*Consignes*:
1. D'après le texte sur l'essai No Society, à quelle date Margaret Thatcher a-t-elle prononcé la phrase « There is no society » ?
2. Traduisez en anglais la phrase suivante, tirée du texte sur l'essai No Society : « Dans cette a-société, ouverte et mondialisée, le monde d’en haut, n’est plus connecté au monde d’en bas. »

*Texte présenté*:
--
Géographe, homme de terrain, essayiste, Christophe Guilly est en quelque sorte un lanceur d’alerte. Depuis la publication de l’Atlas des nouvelles fractures sociales en France ; les classes moyennes oubliées, Christophe Guilluy continue sur sa lancée, conceptualise la notion de « France périphérique » dans son ouvrage Comment on a sacrifié les classes populaires, suivra deux ans plus tard Le crépuscule de la France d’en haut.
Dans son nouvel essai No Society, Christophe Guilluy, débordant les frontières de l’hexagone, suit toujours le fil conducteur de sa réflexion : la disparition de la classe moyenne qui crée en même temps de nouvelles fractures sociales et territoriales, et exprime le dépérissement d’un modèle qui ne fait plus société.
Le titre se réfère à la phrase de Margaret Thatcher prononcée en octobre 1987 : « There is no society ». Engagée depuis 1979 dans une politique de privatisation et de réduction des dépenses publiques, la Dame de fer stigmatisait ceux qui attendaient trop de la société. Son message a fait tâche d’huile en Occident. Depuis les années 80, en Europe occidentale et en Amérique du Nord, une politique de privatisation et de réduction des dépenses publiques s’est généralisée contribuant à dégrader le lien social. Le monde d’en haut, celui des grandes métropoles, happé par la mondialisation, a sacrifié la classe moyenne qui constitue pourtant le socle des sociétés occidentales. « La crise de la représentation politique, l’atomisation des mouvements sociaux, la citadellisation des bourgeoisies, le marronnage des classes populaires et la communautarisation sont autant de signes de l’épuisement d’un modèle qui ne fait plus société », écrit Christophe Guilluy.
Dans cette a-société, ouverte et mondialisée, le monde d’en haut, n’est plus connecté au monde d’en bas.
--
*Extrait des données*:
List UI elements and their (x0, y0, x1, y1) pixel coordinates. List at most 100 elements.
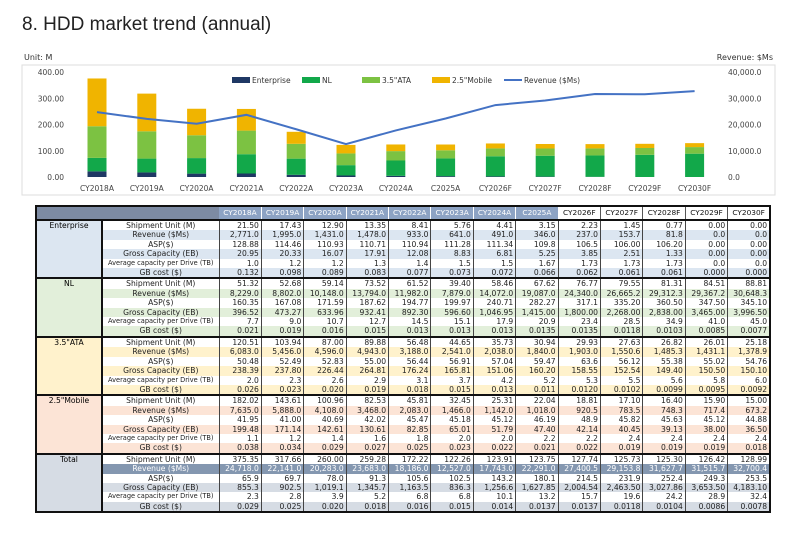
--
*Réponses fournies*:
1. Elle l'a prononcée en octobre 1987.

2. In this a-society, open and globalized, the world at the top is no longer connected to the world below.